**Aim of the exercise**
Output the material beneath exactly, leaving nothing out.

**Exercise data**
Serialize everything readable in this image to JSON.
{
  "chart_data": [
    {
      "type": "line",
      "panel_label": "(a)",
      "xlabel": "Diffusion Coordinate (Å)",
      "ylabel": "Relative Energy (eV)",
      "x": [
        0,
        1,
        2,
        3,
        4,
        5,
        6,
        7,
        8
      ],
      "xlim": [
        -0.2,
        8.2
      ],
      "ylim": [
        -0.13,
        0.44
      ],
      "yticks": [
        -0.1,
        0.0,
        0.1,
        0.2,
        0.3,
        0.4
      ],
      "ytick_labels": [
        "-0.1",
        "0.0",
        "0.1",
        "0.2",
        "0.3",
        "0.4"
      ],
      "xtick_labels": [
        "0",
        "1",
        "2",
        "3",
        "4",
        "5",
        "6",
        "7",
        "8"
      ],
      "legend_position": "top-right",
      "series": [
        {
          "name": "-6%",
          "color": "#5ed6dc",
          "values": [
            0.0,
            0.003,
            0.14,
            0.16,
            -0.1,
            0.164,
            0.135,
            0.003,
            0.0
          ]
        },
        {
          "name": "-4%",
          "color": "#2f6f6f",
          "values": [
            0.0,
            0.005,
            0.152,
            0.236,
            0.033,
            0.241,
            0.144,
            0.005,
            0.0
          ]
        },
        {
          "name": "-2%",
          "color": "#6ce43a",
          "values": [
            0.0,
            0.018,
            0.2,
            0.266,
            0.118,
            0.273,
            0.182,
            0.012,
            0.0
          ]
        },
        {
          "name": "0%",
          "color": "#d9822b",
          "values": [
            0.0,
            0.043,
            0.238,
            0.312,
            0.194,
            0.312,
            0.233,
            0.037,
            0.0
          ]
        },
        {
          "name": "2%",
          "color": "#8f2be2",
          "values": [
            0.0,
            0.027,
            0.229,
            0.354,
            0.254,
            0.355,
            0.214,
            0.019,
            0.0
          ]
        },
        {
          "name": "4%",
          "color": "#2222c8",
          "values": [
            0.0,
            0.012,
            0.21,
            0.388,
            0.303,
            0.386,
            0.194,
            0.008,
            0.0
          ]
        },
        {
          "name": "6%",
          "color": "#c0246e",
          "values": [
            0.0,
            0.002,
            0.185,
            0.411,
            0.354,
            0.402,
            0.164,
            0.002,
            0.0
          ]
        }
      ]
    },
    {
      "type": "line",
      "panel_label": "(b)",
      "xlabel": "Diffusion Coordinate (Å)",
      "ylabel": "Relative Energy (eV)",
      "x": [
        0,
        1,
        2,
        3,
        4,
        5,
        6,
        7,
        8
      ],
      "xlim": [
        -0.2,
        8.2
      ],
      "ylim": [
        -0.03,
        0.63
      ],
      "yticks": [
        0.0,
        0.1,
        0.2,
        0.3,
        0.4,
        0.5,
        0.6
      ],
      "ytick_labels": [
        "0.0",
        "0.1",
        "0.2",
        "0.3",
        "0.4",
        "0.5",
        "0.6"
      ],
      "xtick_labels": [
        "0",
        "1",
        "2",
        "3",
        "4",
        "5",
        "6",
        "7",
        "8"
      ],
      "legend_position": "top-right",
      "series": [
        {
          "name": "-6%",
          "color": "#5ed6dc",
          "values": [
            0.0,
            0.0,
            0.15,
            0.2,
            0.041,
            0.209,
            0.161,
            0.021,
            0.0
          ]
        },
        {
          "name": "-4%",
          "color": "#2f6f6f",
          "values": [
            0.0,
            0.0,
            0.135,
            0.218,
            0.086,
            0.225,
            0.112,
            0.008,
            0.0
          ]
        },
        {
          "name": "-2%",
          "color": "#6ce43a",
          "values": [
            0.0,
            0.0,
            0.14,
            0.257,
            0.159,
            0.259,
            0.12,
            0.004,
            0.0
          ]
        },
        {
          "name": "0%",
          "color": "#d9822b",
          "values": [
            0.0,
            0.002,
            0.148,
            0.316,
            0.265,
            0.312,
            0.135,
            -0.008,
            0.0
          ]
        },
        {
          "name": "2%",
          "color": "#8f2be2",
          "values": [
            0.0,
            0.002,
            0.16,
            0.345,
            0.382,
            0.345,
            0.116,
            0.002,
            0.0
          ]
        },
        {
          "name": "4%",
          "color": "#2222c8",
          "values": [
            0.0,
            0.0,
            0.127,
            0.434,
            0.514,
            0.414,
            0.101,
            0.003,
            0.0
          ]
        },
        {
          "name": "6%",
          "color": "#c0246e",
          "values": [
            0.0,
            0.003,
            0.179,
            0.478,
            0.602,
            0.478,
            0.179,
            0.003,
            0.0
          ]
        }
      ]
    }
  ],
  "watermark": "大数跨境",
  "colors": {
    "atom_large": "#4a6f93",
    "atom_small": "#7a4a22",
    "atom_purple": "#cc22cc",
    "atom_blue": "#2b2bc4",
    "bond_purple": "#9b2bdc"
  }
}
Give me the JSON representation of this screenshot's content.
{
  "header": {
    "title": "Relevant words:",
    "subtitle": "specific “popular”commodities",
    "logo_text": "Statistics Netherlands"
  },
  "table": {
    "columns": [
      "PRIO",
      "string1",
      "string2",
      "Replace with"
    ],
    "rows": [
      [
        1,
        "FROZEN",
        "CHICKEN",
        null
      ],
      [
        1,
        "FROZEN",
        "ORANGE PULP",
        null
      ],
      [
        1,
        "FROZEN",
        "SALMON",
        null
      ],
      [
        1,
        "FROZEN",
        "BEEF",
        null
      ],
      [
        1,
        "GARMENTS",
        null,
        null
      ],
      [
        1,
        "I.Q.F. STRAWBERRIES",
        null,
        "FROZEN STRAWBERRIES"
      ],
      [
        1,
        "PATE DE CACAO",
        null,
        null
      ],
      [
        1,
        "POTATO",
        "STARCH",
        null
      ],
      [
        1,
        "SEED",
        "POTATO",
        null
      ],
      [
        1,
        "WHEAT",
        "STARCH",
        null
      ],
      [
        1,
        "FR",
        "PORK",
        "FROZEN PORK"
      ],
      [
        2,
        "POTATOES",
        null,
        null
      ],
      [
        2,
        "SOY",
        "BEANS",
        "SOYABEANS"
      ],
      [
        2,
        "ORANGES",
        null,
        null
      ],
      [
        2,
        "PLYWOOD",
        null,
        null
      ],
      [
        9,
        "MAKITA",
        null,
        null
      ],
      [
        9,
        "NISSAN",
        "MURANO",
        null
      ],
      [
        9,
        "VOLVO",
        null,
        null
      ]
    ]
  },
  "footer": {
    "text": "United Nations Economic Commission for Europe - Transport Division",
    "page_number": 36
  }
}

**Task answer**
Serialize everything readable in this image to JSON.
{
  "chart_data": [
    {
      "type": "line",
      "panel_label": "(a)",
      "xlabel": "Diffusion Coordinate (Å)",
      "ylabel": "Relative Energy (eV)",
      "x": [
        0,
        1,
        2,
        3,
        4,
        5,
        6,
        7,
        8
      ],
      "xlim": [
        -0.2,
        8.2
      ],
      "ylim": [
        -0.13,
        0.44
      ],
      "yticks": [
        -0.1,
        0.0,
        0.1,
        0.2,
        0.3,
        0.4
      ],
      "ytick_labels": [
        "-0.1",
        "0.0",
        "0.1",
        "0.2",
        "0.3",
        "0.4"
      ],
      "xtick_labels": [
        "0",
        "1",
        "2",
        "3",
        "4",
        "5",
        "6",
        "7",
        "8"
      ],
      "legend_position": "top-right",
      "series": [
        {
          "name": "-6%",
          "color": "#5ed6dc",
          "values": [
            0.0,
            0.003,
            0.14,
            0.16,
            -0.1,
            0.164,
            0.135,
            0.003,
            0.0
          ]
        },
        {
          "name": "-4%",
          "color": "#2f6f6f",
          "values": [
            0.0,
            0.005,
            0.152,
            0.236,
            0.033,
            0.241,
            0.144,
            0.005,
            0.0
          ]
        },
        {
          "name": "-2%",
          "color": "#6ce43a",
          "values": [
            0.0,
            0.018,
            0.2,
            0.266,
            0.118,
            0.273,
            0.182,
            0.012,
            0.0
          ]
        },
        {
          "name": "0%",
          "color": "#d9822b",
          "values": [
            0.0,
            0.043,
            0.238,
            0.312,
            0.194,
            0.312,
            0.233,
            0.037,
            0.0
          ]
        },
        {
          "name": "2%",
          "color": "#8f2be2",
          "values": [
            0.0,
            0.027,
            0.229,
            0.354,
            0.254,
            0.355,
            0.214,
            0.019,
            0.0
          ]
        },
        {
          "name": "4%",
          "color": "#2222c8",
          "values": [
            0.0,
            0.012,
            0.21,
            0.388,
            0.303,
            0.386,
            0.194,
            0.008,
            0.0
          ]
        },
        {
          "name": "6%",
          "color": "#c0246e",
          "values": [
            0.0,
            0.002,
            0.185,
            0.411,
            0.354,
            0.402,
            0.164,
            0.002,
            0.0
          ]
        }
      ]
    },
    {
      "type": "line",
      "panel_label": "(b)",
      "xlabel": "Diffusion Coordinate (Å)",
      "ylabel": "Relative Energy (eV)",
      "x": [
        0,
        1,
        2,
        3,
        4,
        5,
        6,
        7,
        8
      ],
      "xlim": [
        -0.2,
        8.2
      ],
      "ylim": [
        -0.03,
        0.63
      ],
      "yticks": [
        0.0,
        0.1,
        0.2,
        0.3,
        0.4,
        0.5,
        0.6
      ],
      "ytick_labels": [
        "0.0",
        "0.1",
        "0.2",
        "0.3",
        "0.4",
        "0.5",
        "0.6"
      ],
      "xtick_labels": [
        "0",
        "1",
        "2",
        "3",
        "4",
        "5",
        "6",
        "7",
        "8"
      ],
      "legend_position": "top-right",
      "series": [
        {
          "name": "-6%",
          "color": "#5ed6dc",
          "values": [
            0.0,
            0.0,
            0.15,
            0.2,
            0.041,
            0.209,
            0.161,
            0.021,
            0.0
          ]
        },
        {
          "name": "-4%",
          "color": "#2f6f6f",
          "values": [
            0.0,
            0.0,
            0.135,
            0.218,
            0.086,
            0.225,
            0.112,
            0.008,
            0.0
          ]
        },
        {
          "name": "-2%",
          "color": "#6ce43a",
          "values": [
            0.0,
            0.0,
            0.14,
            0.257,
            0.159,
            0.259,
            0.12,
            0.004,
            0.0
          ]
        },
        {
          "name": "0%",
          "color": "#d9822b",
          "values": [
            0.0,
            0.002,
            0.148,
            0.316,
            0.265,
            0.312,
            0.135,
            -0.008,
            0.0
          ]
        },
        {
          "name": "2%",
          "color": "#8f2be2",
          "values": [
            0.0,
            0.002,
            0.16,
            0.345,
            0.382,
            0.345,
            0.116,
            0.002,
            0.0
          ]
        },
        {
          "name": "4%",
          "color": "#2222c8",
          "values": [
            0.0,
            0.0,
            0.127,
            0.434,
            0.514,
            0.414,
            0.101,
            0.003,
            0.0
          ]
        },
        {
          "name": "6%",
          "color": "#c0246e",
          "values": [
            0.0,
            0.003,
            0.179,
            0.478,
            0.602,
            0.478,
            0.179,
            0.003,
            0.0
          ]
        }
      ]
    }
  ],
  "watermark": "大数跨境",
  "colors": {
    "atom_large": "#4a6f93",
    "atom_small": "#7a4a22",
    "atom_purple": "#cc22cc",
    "atom_blue": "#2b2bc4",
    "bond_purple": "#9b2bdc"
  }
}
Give me the JSON representation of this screenshot's content.
{
  "header": {
    "title": "Relevant words:",
    "subtitle": "specific “popular”commodities",
    "logo_text": "Statistics Netherlands"
  },
  "table": {
    "columns": [
      "PRIO",
      "string1",
      "string2",
      "Replace with"
    ],
    "rows": [
      [
        1,
        "FROZEN",
        "CHICKEN",
        null
      ],
      [
        1,
        "FROZEN",
        "ORANGE PULP",
        null
      ],
      [
        1,
        "FROZEN",
        "SALMON",
        null
      ],
      [
        1,
        "FROZEN",
        "BEEF",
        null
      ],
      [
        1,
        "GARMENTS",
        null,
        null
      ],
      [
        1,
        "I.Q.F. STRAWBERRIES",
        null,
        "FROZEN STRAWBERRIES"
      ],
      [
        1,
        "PATE DE CACAO",
        null,
        null
      ],
      [
        1,
        "POTATO",
        "STARCH",
        null
      ],
      [
        1,
        "SEED",
        "POTATO",
        null
      ],
      [
        1,
        "WHEAT",
        "STARCH",
        null
      ],
      [
        1,
        "FR",
        "PORK",
        "FROZEN PORK"
      ],
      [
        2,
        "POTATOES",
        null,
        null
      ],
      [
        2,
        "SOY",
        "BEANS",
        "SOYABEANS"
      ],
      [
        2,
        "ORANGES",
        null,
        null
      ],
      [
        2,
        "PLYWOOD",
        null,
        null
      ],
      [
        9,
        "MAKITA",
        null,
        null
      ],
      [
        9,
        "NISSAN",
        "MURANO",
        null
      ],
      [
        9,
        "VOLVO",
        null,
        null
      ]
    ]
  },
  "footer": {
    "text": "United Nations Economic Commission for Europe - Transport Division",
    "page_number": 36
  }
}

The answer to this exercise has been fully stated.